Collection entries
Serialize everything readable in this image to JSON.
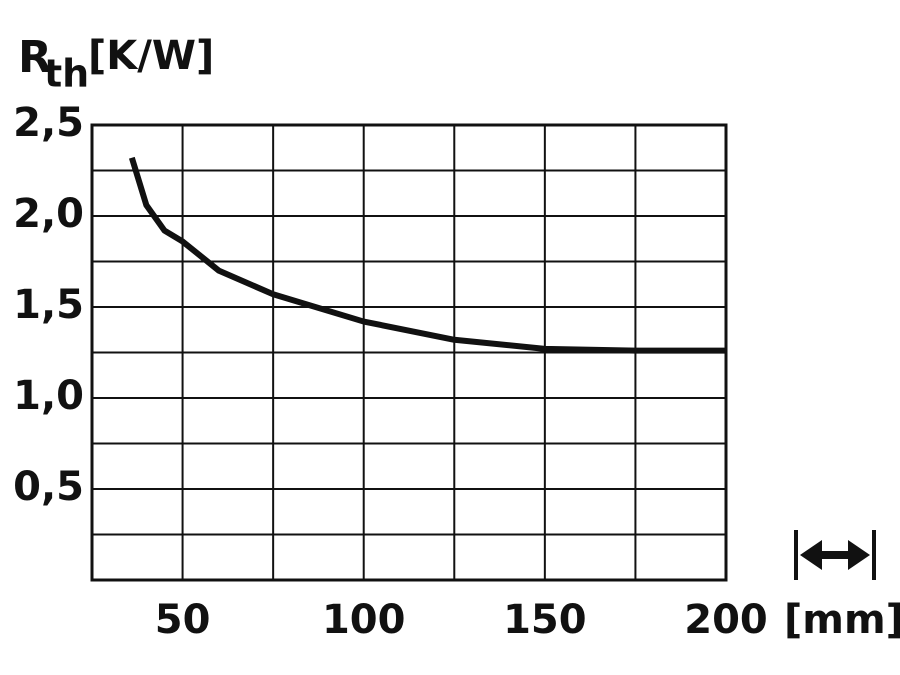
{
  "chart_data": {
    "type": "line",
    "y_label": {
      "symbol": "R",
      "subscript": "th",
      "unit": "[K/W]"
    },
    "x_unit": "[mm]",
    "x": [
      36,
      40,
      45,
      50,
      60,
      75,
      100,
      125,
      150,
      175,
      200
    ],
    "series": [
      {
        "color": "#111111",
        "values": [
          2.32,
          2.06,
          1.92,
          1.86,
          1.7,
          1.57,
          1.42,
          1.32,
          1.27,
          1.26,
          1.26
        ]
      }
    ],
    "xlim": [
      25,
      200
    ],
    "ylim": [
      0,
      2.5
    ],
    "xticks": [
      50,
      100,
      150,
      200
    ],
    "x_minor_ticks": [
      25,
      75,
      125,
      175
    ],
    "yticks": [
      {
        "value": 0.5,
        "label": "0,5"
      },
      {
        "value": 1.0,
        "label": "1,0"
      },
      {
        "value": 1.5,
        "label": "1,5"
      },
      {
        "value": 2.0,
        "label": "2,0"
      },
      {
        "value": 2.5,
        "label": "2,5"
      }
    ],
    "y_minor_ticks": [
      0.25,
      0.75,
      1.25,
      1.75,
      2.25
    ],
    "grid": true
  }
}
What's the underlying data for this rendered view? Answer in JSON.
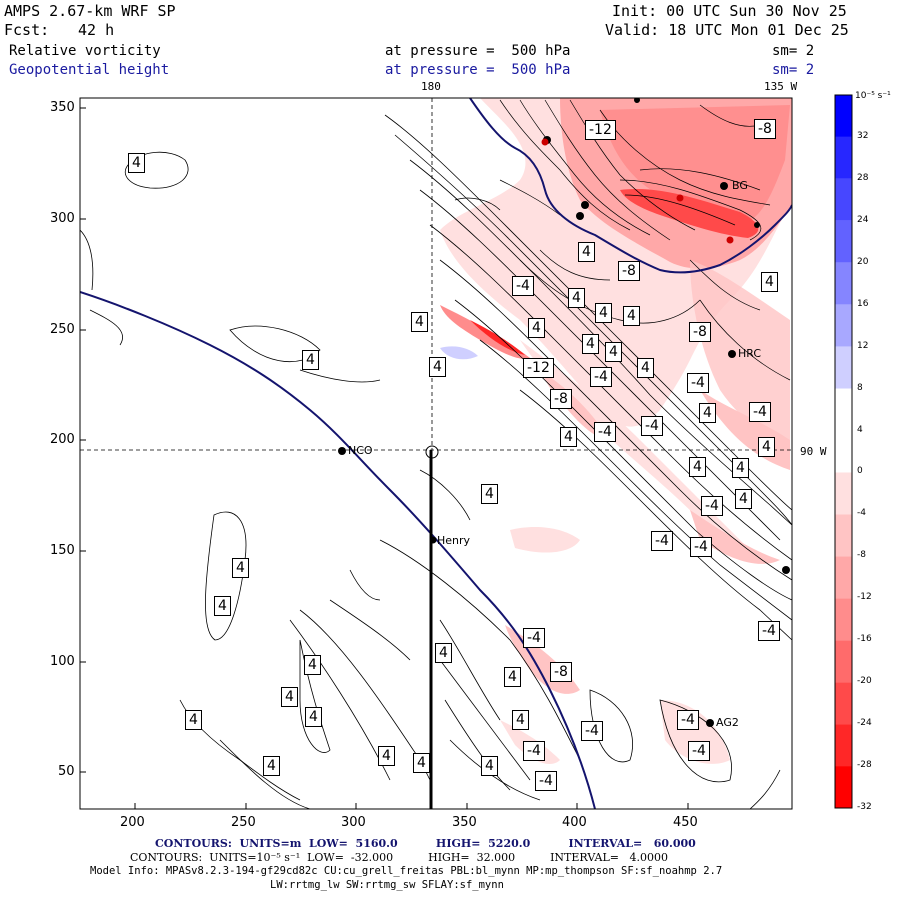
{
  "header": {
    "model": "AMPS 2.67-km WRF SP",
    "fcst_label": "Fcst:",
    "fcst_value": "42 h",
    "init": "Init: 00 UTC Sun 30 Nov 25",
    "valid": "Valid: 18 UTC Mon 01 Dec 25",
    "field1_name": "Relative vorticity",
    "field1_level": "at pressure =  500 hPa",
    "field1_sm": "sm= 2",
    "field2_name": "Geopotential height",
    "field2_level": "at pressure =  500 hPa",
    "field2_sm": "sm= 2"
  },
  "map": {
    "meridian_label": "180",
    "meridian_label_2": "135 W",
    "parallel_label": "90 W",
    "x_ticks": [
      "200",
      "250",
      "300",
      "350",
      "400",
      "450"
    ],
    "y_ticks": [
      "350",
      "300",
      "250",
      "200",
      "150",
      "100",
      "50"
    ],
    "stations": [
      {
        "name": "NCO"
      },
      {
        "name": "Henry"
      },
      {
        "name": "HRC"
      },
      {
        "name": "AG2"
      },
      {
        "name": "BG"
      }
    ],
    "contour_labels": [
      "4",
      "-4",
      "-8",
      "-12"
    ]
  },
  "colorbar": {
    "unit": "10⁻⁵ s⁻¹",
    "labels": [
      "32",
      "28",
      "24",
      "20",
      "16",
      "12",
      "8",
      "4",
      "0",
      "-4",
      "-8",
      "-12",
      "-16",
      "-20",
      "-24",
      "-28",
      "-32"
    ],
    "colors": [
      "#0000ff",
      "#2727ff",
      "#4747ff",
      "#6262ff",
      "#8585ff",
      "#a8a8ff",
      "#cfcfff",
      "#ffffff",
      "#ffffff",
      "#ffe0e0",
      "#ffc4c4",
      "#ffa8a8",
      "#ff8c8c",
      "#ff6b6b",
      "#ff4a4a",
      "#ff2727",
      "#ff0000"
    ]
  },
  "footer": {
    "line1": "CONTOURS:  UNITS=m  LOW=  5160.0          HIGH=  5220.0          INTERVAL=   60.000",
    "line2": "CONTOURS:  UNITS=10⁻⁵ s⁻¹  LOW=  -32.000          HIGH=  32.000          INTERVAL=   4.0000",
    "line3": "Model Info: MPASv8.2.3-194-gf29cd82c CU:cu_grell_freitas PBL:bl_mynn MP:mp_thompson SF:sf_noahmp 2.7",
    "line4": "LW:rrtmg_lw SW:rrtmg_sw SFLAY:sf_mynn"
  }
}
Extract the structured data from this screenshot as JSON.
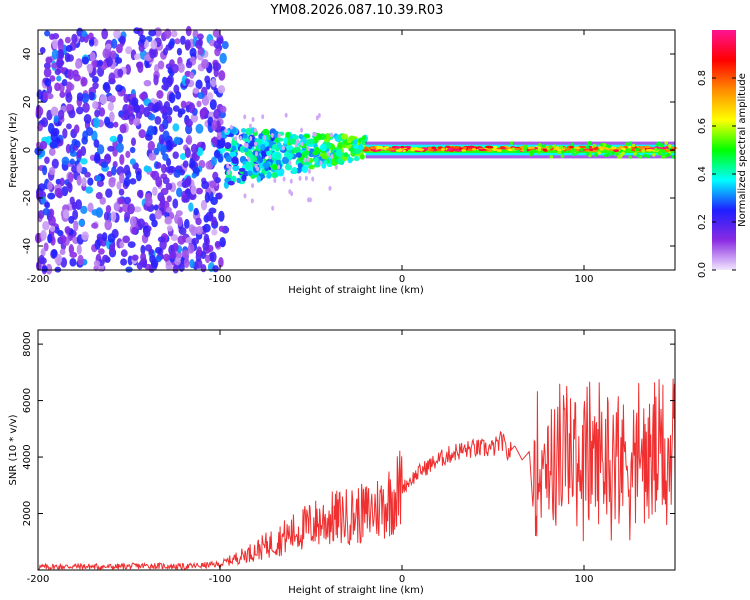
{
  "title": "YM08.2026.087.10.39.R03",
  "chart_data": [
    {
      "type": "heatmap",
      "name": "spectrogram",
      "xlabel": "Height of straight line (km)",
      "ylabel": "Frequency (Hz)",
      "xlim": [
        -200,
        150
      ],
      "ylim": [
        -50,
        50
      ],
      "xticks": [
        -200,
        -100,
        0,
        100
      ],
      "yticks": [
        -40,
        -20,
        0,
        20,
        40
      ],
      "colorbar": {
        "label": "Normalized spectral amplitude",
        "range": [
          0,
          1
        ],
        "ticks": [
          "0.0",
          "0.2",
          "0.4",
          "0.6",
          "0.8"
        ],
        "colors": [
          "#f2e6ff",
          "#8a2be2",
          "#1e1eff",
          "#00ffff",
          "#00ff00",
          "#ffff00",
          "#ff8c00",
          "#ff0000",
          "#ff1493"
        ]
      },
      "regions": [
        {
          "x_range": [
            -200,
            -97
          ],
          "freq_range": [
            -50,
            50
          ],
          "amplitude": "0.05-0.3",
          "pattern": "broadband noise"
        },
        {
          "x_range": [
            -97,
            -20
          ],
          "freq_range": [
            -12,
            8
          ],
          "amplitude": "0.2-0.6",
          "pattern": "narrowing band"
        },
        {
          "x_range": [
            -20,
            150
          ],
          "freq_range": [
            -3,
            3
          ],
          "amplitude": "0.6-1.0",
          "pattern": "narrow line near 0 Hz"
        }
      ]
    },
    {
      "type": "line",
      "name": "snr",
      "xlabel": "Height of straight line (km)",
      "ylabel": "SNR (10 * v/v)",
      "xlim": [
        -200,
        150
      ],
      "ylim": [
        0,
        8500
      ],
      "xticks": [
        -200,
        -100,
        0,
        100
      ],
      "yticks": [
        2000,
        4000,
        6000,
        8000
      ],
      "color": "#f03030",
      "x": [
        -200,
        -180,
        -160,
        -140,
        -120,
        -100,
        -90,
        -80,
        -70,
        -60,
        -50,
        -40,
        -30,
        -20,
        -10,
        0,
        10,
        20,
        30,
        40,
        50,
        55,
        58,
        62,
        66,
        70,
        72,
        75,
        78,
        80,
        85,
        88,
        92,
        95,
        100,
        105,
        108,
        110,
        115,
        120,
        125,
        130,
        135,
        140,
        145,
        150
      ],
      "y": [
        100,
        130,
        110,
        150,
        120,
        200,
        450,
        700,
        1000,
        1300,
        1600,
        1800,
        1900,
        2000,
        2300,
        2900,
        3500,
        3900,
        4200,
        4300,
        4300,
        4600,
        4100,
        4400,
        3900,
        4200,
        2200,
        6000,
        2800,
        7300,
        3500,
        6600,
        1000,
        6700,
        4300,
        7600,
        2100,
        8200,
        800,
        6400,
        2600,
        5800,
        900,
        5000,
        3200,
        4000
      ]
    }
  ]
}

To be done
Find the lines above holding the word "HIGH" and show them.

Complete response
    "line1": "CONTOURS:  UNITS=m  LOW=  5160.0          HIGH=  5220.0          INTERVAL=   60.000",
    "line2": "CONTOURS:  UNITS=10⁻⁵ s⁻¹  LOW=  -32.000          HIGH=  32.000          INTERVAL=   4.0000",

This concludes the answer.